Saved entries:
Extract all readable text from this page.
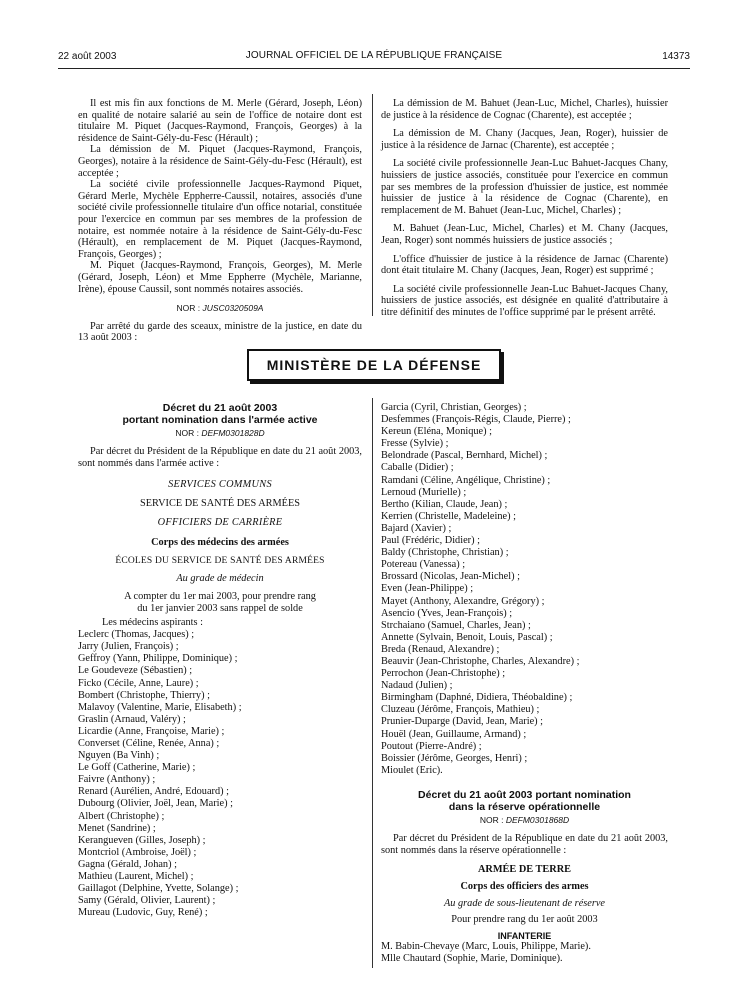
22 août 2003	JOURNAL OFFICIEL DE LA RÉPUBLIQUE FRANÇAISE	14373

Il est mis fin aux fonctions de M. Merle (Gérard, Joseph, Léon) en qualité de notaire salarié au sein de l'office de notaire dont est titulaire M. Piquet (Jacques-Raymond, François, Georges) à la résidence de Saint-Gély-du-Fesc (Hérault) ;

La démission de M. Piquet (Jacques-Raymond, François, Georges), notaire à la résidence de Saint-Gély-du-Fesc (Hérault), est acceptée ;

La société civile professionnelle Jacques-Raymond Piquet, Gérard Merle, Mychèle Eppherre-Caussil, notaires, associés d'une société civile professionnelle titulaire d'un office notarial, constituée pour l'exercice en commun par ses membres de la profession de notaire, est nommée notaire à la résidence de Saint-Gély-du-Fesc (Hérault), en remplacement de M. Piquet (Jacques-Raymond, François, Georges) ;

M. Piquet (Jacques-Raymond, François, Georges), M. Merle (Gérard, Joseph, Léon) et Mme Eppherre (Mychèle, Marianne, Irène), épouse Caussil, sont nommés notaires associés.

NOR : JUSC0320509A

Par arrêté du garde des sceaux, ministre de la justice, en date du 13 août 2003 :

La démission de M. Bahuet (Jean-Luc, Michel, Charles), huissier de justice à la résidence de Cognac (Charente), est acceptée ;

La démission de M. Chany (Jacques, Jean, Roger), huissier de justice à la résidence de Jarnac (Charente), est acceptée ;

La société civile professionnelle Jean-Luc Bahuet-Jacques Chany, huissiers de justice associés, constituée pour l'exercice en commun par ses membres de la profession d'huissier de justice, est nommée huissier de justice à la résidence de Cognac (Charente), en remplacement de M. Bahuet (Jean-Luc, Michel, Charles) ;

M. Bahuet (Jean-Luc, Michel, Charles) et M. Chany (Jacques, Jean, Roger) sont nommés huissiers de justice associés ;

L'office d'huissier de justice à la résidence de Jarnac (Charente) dont était titulaire M. Chany (Jacques, Jean, Roger) est supprimé ;

La société civile professionnelle Jean-Luc Bahuet-Jacques Chany, huissiers de justice associés, est désignée en qualité d'attributaire à titre définitif des minutes de l'office supprimé par le présent arrêté.

MINISTÈRE DE LA DÉFENSE

Décret du 21 août 2003

portant nomination dans l'armée active

NOR : DEFM0301828D

Par décret du Président de la République en date du 21 août 2003, sont nommés dans l'armée active :

SERVICES COMMUNS

SERVICE DE SANTÉ DES ARMÉES

OFFICIERS DE CARRIÈRE

Corps des médecins des armées

ÉCOLES DU SERVICE DE SANTÉ DES ARMÉES

Au grade de médecin

A compter du 1er mai 2003, pour prendre rang

du 1er janvier 2003 sans rappel de solde

Les médecins aspirants :

Leclerc (Thomas, Jacques) ;

Jarry (Julien, François) ;

Geffroy (Yann, Philippe, Dominique) ;

Le Goudeveze (Sébastien) ;

Ficko (Cécile, Anne, Laure) ;

Bombert (Christophe, Thierry) ;

Malavoy (Valentine, Marie, Elisabeth) ;

Graslin (Arnaud, Valéry) ;

Licardie (Anne, Françoise, Marie) ;

Converset (Céline, Renée, Anna) ;

Nguyen (Ba Vinh) ;

Le Goff (Catherine, Marie) ;

Faivre (Anthony) ;

Renard (Aurélien, André, Edouard) ;

Dubourg (Olivier, Joël, Jean, Marie) ;

Albert (Christophe) ;

Menet (Sandrine) ;

Kerangueven (Gilles, Joseph) ;

Montcriol (Ambroise, Joël) ;

Gagna (Gérald, Johan) ;

Mathieu (Laurent, Michel) ;

Gaillagot (Delphine, Yvette, Solange) ;

Samy (Gérald, Olivier, Laurent) ;

Mureau (Ludovic, Guy, René) ;

Garcia (Cyril, Christian, Georges) ;

Desfemmes (François-Régis, Claude, Pierre) ;

Kereun (Eléna, Monique) ;

Fresse (Sylvie) ;

Belondrade (Pascal, Bernhard, Michel) ;

Caballe (Didier) ;

Ramdani (Céline, Angélique, Christine) ;

Lernoud (Murielle) ;

Bertho (Kilian, Claude, Jean) ;

Kerrien (Christelle, Madeleine) ;

Bajard (Xavier) ;

Paul (Frédéric, Didier) ;

Baldy (Christophe, Christian) ;

Potereau (Vanessa) ;

Brossard (Nicolas, Jean-Michel) ;

Even (Jean-Philippe) ;

Mayet (Anthony, Alexandre, Grégory) ;

Asencio (Yves, Jean-François) ;

Strchaiano (Samuel, Charles, Jean) ;

Annette (Sylvain, Benoit, Louis, Pascal) ;

Breda (Renaud, Alexandre) ;

Beauvir (Jean-Christophe, Charles, Alexandre) ;

Perrochon (Jean-Christophe) ;

Nadaud (Julien) ;

Birmingham (Daphné, Didiera, Théobaldine) ;

Cluzeau (Jérôme, François, Mathieu) ;

Prunier-Duparge (David, Jean, Marie) ;

Houël (Jean, Guillaume, Armand) ;

Poutout (Pierre-André) ;

Boissier (Jérôme, Georges, Henri) ;

Mioulet (Eric).

Décret du 21 août 2003 portant nomination

dans la réserve opérationnelle

NOR : DEFM0301868D

Par décret du Président de la République en date du 21 août 2003, sont nommés dans la réserve opérationnelle :

ARMÉE DE TERRE

Corps des officiers des armes

Au grade de sous-lieutenant de réserve

Pour prendre rang du 1er août 2003

INFANTERIE

M. Babin-Chevaye (Marc, Louis, Philippe, Marie).

Mlle Chautard (Sophie, Marie, Dominique).
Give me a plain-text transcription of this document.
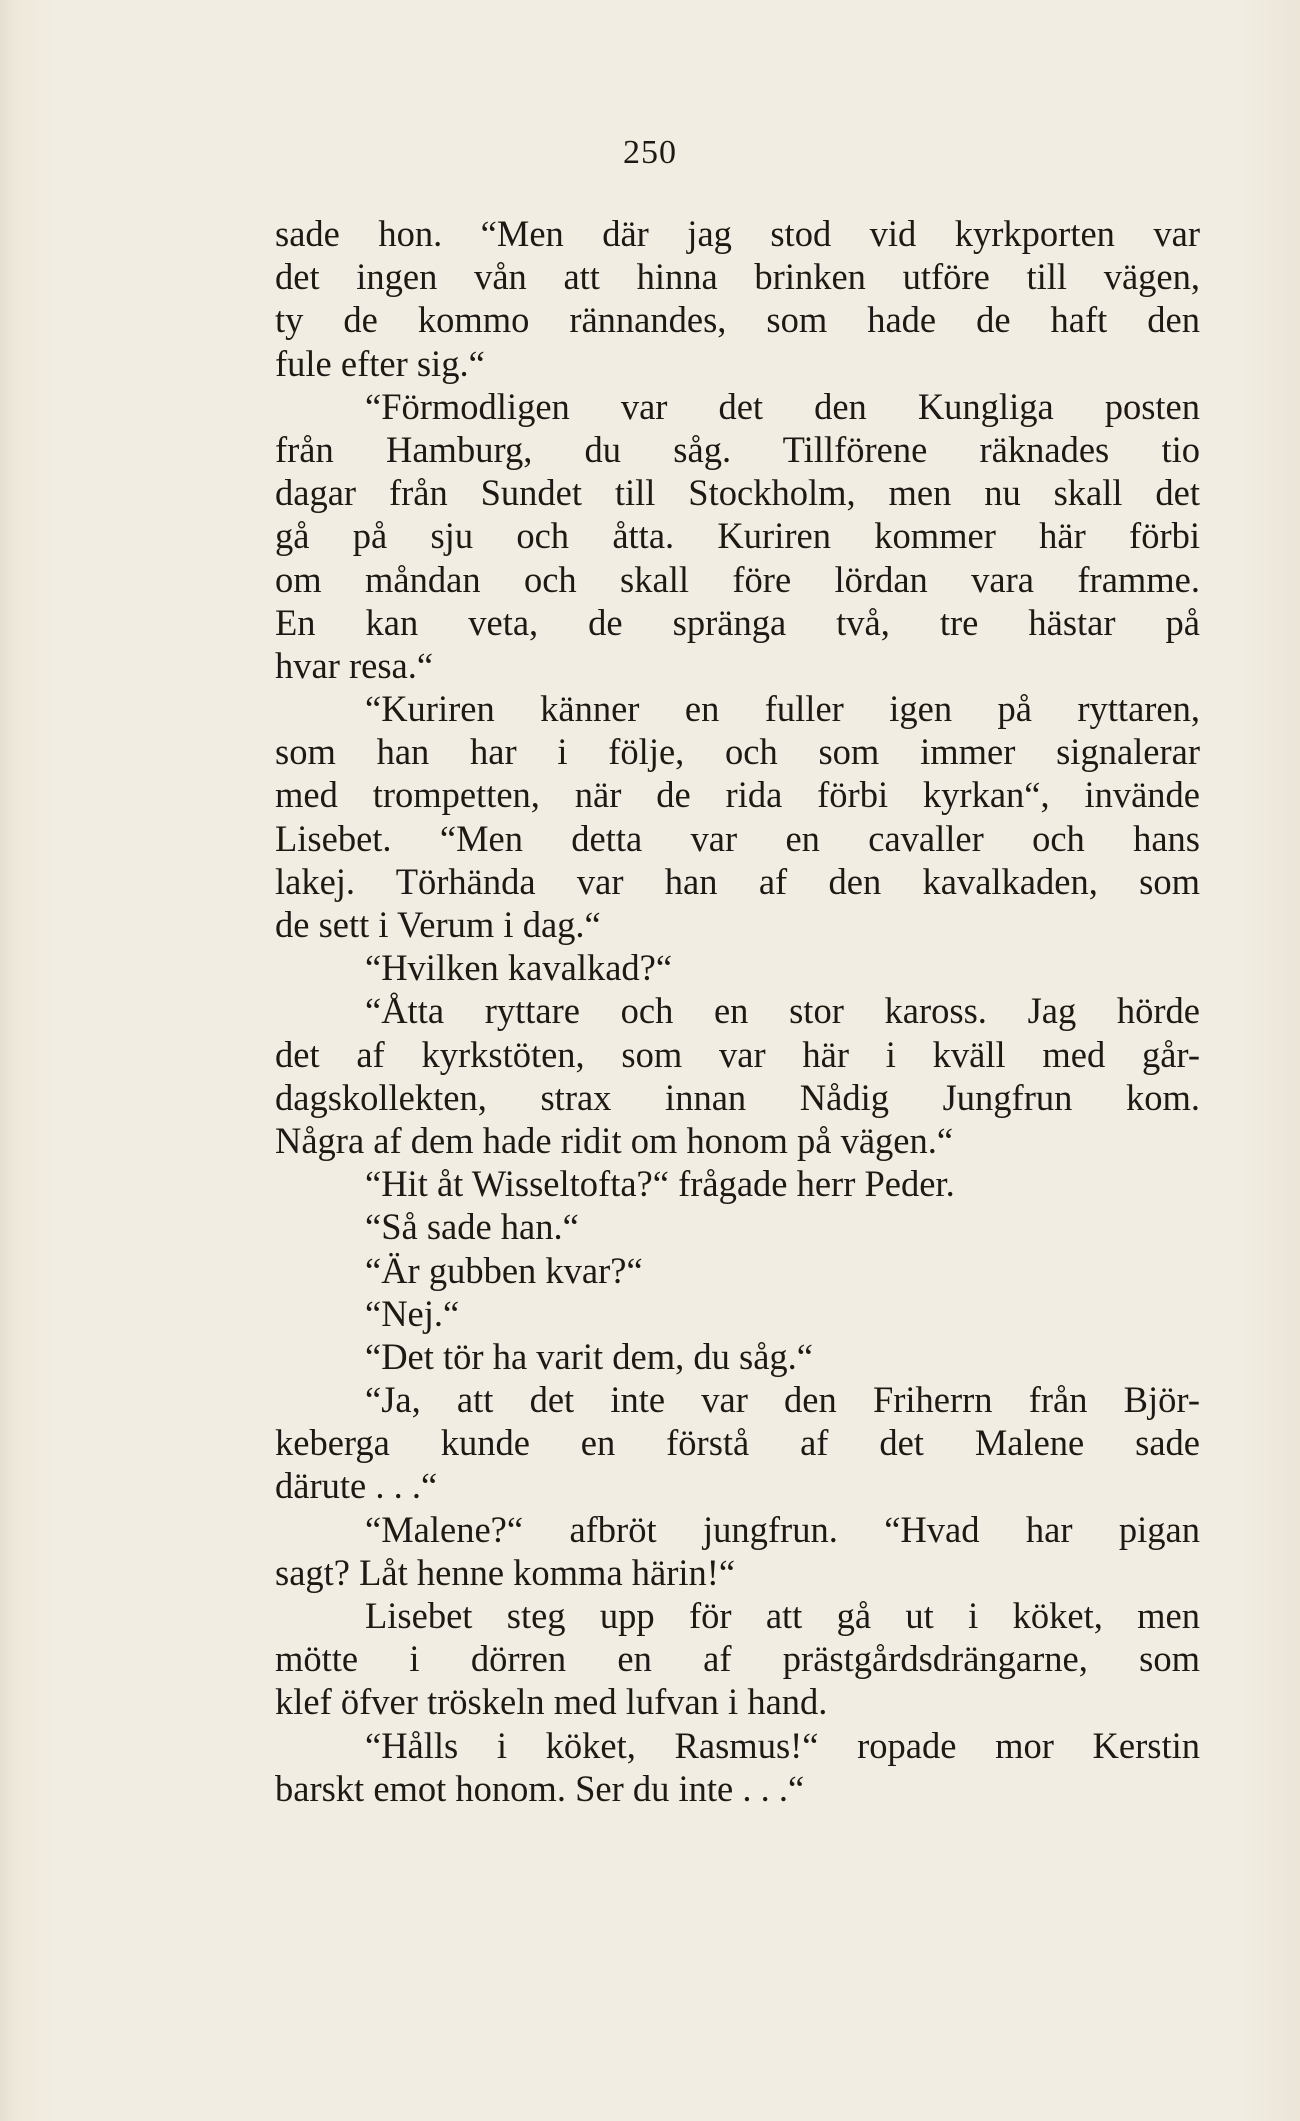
250
sade hon. “Men där jag stod vid kyrkporten var
det ingen vån att hinna brinken utföre till vägen,
ty de kommo rännandes, som hade de haft den
fule efter sig.“
“Förmodligen var det den Kungliga posten
från Hamburg, du såg. Tillförene räknades tio
dagar från Sundet till Stockholm, men nu skall det
gå på sju och åtta. Kuriren kommer här förbi
om måndan och skall före lördan vara framme.
En kan veta, de spränga två, tre hästar på
hvar resa.“
“Kuriren känner en fuller igen på ryttaren,
som han har i följe, och som immer signalerar
med trompetten, när de rida förbi kyrkan“, invände
Lisebet. “Men detta var en cavaller och hans
lakej. Törhända var han af den kavalkaden, som
de sett i Verum i dag.“
“Hvilken kavalkad?“
“Åtta ryttare och en stor kaross. Jag hörde
det af kyrkstöten, som var här i kväll med går-
dagskollekten, strax innan Nådig Jungfrun kom.
Några af dem hade ridit om honom på vägen.“
“Hit åt Wisseltofta?“ frågade herr Peder.
“Så sade han.“
“Är gubben kvar?“
“Nej.“
“Det tör ha varit dem, du såg.“
“Ja, att det inte var den Friherrn från Björ-
keberga kunde en förstå af det Malene sade
därute . . .“
“Malene?“ afbröt jungfrun. “Hvad har pigan
sagt? Låt henne komma härin!“
Lisebet steg upp för att gå ut i köket, men
mötte i dörren en af prästgårdsdrängarne, som
klef öfver tröskeln med lufvan i hand.
“Hålls i köket, Rasmus!“ ropade mor Kerstin
barskt emot honom. Ser du inte . . .“
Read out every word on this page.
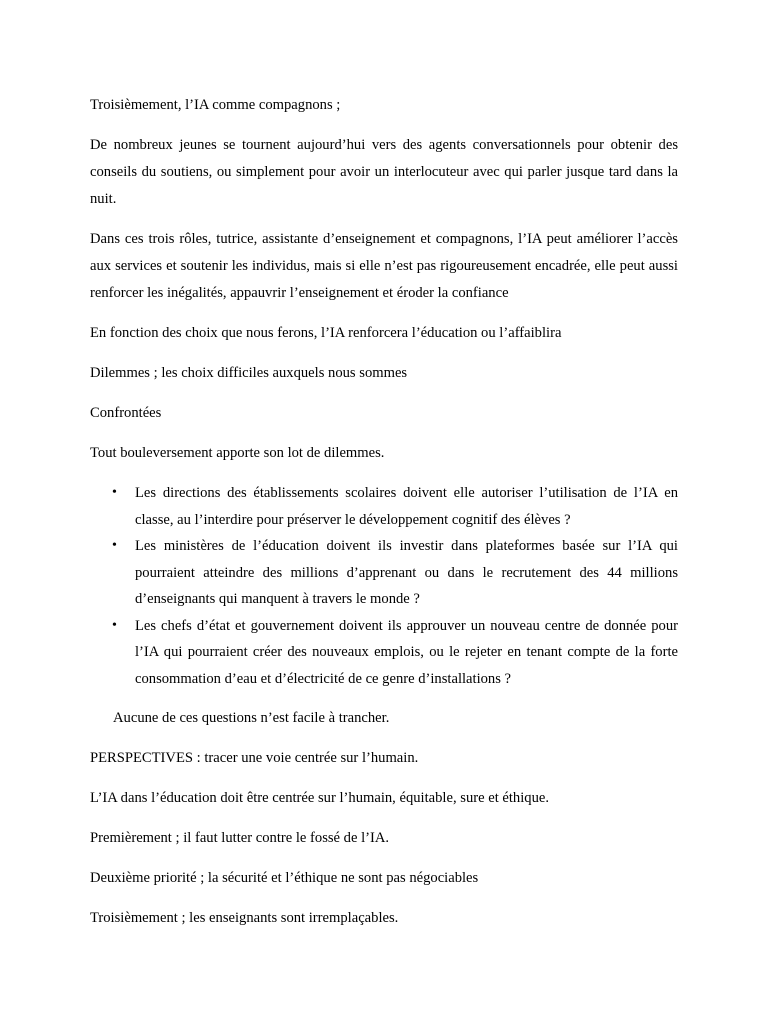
Troisièmement, l’IA comme compagnons ;

De nombreux jeunes se tournent aujourd’hui vers des agents conversationnels pour obtenir des conseils du soutiens, ou simplement pour avoir un interlocuteur avec qui parler jusque tard dans la nuit.

Dans ces trois rôles, tutrice, assistante d’enseignement et compagnons, l’IA peut améliorer l’accès aux services et soutenir les individus, mais si elle n’est pas rigoureusement encadrée, elle peut aussi renforcer les inégalités, appauvrir l’enseignement et éroder la confiance

En fonction des choix que nous ferons, l’IA renforcera l’éducation ou l’affaiblira

Dilemmes ; les choix difficiles auxquels nous sommes

Confrontées

Tout bouleversement apporte son lot de dilemmes.

• Les directions des établissements scolaires doivent elle autoriser l’utilisation de l’IA en classe, au l’interdire pour préserver le développement cognitif des élèves ?
• Les ministères de l’éducation doivent ils investir dans plateformes basée sur l’IA qui pourraient atteindre des millions d’apprenant ou dans le recrutement des 44 millions d’enseignants qui manquent à travers le monde ?
• Les chefs d’état et gouvernement doivent ils approuver un nouveau centre de donnée pour l’IA qui pourraient créer des nouveaux emplois, ou le rejeter en tenant compte de la forte consommation d’eau et d’électricité de ce genre d’installations ?

Aucune de ces questions n’est facile à trancher.

PERSPECTIVES : tracer une voie centrée sur l’humain.

L’IA dans l’éducation doit être centrée sur l’humain, équitable, sure et éthique.

Premièrement ; il faut lutter contre le fossé de l’IA.

Deuxième priorité ; la sécurité et l’éthique ne sont pas négociables

Troisièmement ; les enseignants sont irremplaçables.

What is needed:
Could you repeat, exactly and with nothing else, the lines from the one containing "Read out every word on this page." through the last line of the records above, leaving out the pictures?

Task answer:
Read out every word on this page.
Troisièmement, l’IA comme compagnons ;

De nombreux jeunes se tournent aujourd’hui vers des agents conversationnels pour obtenir des conseils du soutiens, ou simplement pour avoir un interlocuteur avec qui parler jusque tard dans la nuit.

Dans ces trois rôles, tutrice, assistante d’enseignement et compagnons, l’IA peut améliorer l’accès aux services et soutenir les individus, mais si elle n’est pas rigoureusement encadrée, elle peut aussi renforcer les inégalités, appauvrir l’enseignement et éroder la confiance

En fonction des choix que nous ferons, l’IA renforcera l’éducation ou l’affaiblira

Dilemmes ; les choix difficiles auxquels nous sommes

Confrontées

Tout bouleversement apporte son lot de dilemmes.

• Les directions des établissements scolaires doivent elle autoriser l’utilisation de l’IA en classe, au l’interdire pour préserver le développement cognitif des élèves ?
• Les ministères de l’éducation doivent ils investir dans plateformes basée sur l’IA qui pourraient atteindre des millions d’apprenant ou dans le recrutement des 44 millions d’enseignants qui manquent à travers le monde ?
• Les chefs d’état et gouvernement doivent ils approuver un nouveau centre de donnée pour l’IA qui pourraient créer des nouveaux emplois, ou le rejeter en tenant compte de la forte consommation d’eau et d’électricité de ce genre d’installations ?

Aucune de ces questions n’est facile à trancher.

PERSPECTIVES : tracer une voie centrée sur l’humain.

L’IA dans l’éducation doit être centrée sur l’humain, équitable, sure et éthique.

Premièrement ; il faut lutter contre le fossé de l’IA.

Deuxième priorité ; la sécurité et l’éthique ne sont pas négociables

Troisièmement ; les enseignants sont irremplaçables.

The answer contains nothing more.